Supplied passage:
<<<<
The paper introduces a new class of metric‑type spaces called rectangular TVS‑cone metric spaces (R‑TVS‑CMS). These spaces are built on a real Hausdorff locally convex topological vector space (E, S) equipped with a closed, solid cone P ⊂ E. A vector‑valued distance p : X × X → E is required to satisfy four conditions: non‑negativity and definiteness, symmetry, and a rectangular inequality p(x,z) ≤ p(x,y)+p(y,w)+p(w,z) for any four distinct points x, y, z, w. This rectangular inequality replaces the usual triangle inequality and allows a broader class of spaces; every TVS‑cone metric space (TVS‑CMS) is an R‑TVS‑CMS, but the converse need not hold, as illustrated by a concrete example with E = ℝ² and P = ℝ²₊.
>>>>
Source data:
<<<<
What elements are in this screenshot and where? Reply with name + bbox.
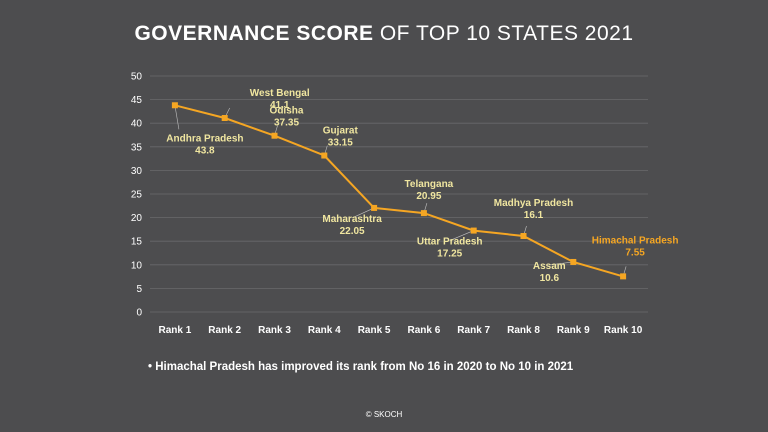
>>>>
Job 1: Swap "converse" for "reverse" in the passage on rectangular TVS‑cone metric spaces, starting with "The paper introduces" and going on through "E = ℝ² and P = ℝ²₊.", and write out that stretch.
Job 2: Carry on the passage about rectangular TVS‑cone metric spaces from its final sentence.

Exercise answer 1:
The paper introduces a new class of metric‑type spaces called rectangular TVS‑cone metric spaces (R‑TVS‑CMS). These spaces are built on a real Hausdorff locally convex topological vector space (E, S) equipped with a closed, solid cone P ⊂ E. A vector‑valued distance p : X × X → E is required to satisfy four conditions: non‑negativity and definiteness, symmetry, and a rectangular inequality p(x,z) ≤ p(x,y)+p(y,w)+p(w,z) for any four distinct points x, y, z, w. This rectangular inequality replaces the usual triangle inequality and allows a broader class of spaces; every TVS‑cone metric space (TVS‑CMS) is an R‑TVS‑CMS, but the reverse need not hold, as illustrated by a concrete example with E = ℝ² and P = ℝ²₊.

Exercise answer 2:
The authors first review the standard cone theory, emphasizing the normality condition (which links the cone order to the topology). Normality is traditionally required to translate cone‑valued inequalities into real‑valued ones, but the present work deliberately avoids any normality assumption. Instead, they employ the nonlinear scalarization map ξₑ associated with a fixed interior point e ∈ int P, defined by ξₑ(y)=inf{t∈ℝ | y∈t e−P}. This map is positively homogeneous, continuous, and sub‑additive, and it satisfies ξₑ(y) ≤ t ⇔ y ∈ t e−P, among other useful properties.

By composing ξₑ with the vector‑valued distance p, the authors obtain a real‑valued distance dₚ = ξₑ∘p. Lemma 1.6 (citing Du) guarantees that dₚ is a genuine metric on X, and Theorem 3.1 shows that dₚ also satisfies the rectangular inequality, thus turning (X,dₚ) into a rectangular metric space (R‑MS). Lemma 3.2 establishes the equivalence of convergence, Cauchy sequences, and completeness between (X,p) and (X,dₚ). Consequently, any fixed‑point result proved in the classical rectangular metric setting can be transferred to the cone‑valued setting without invoking normality.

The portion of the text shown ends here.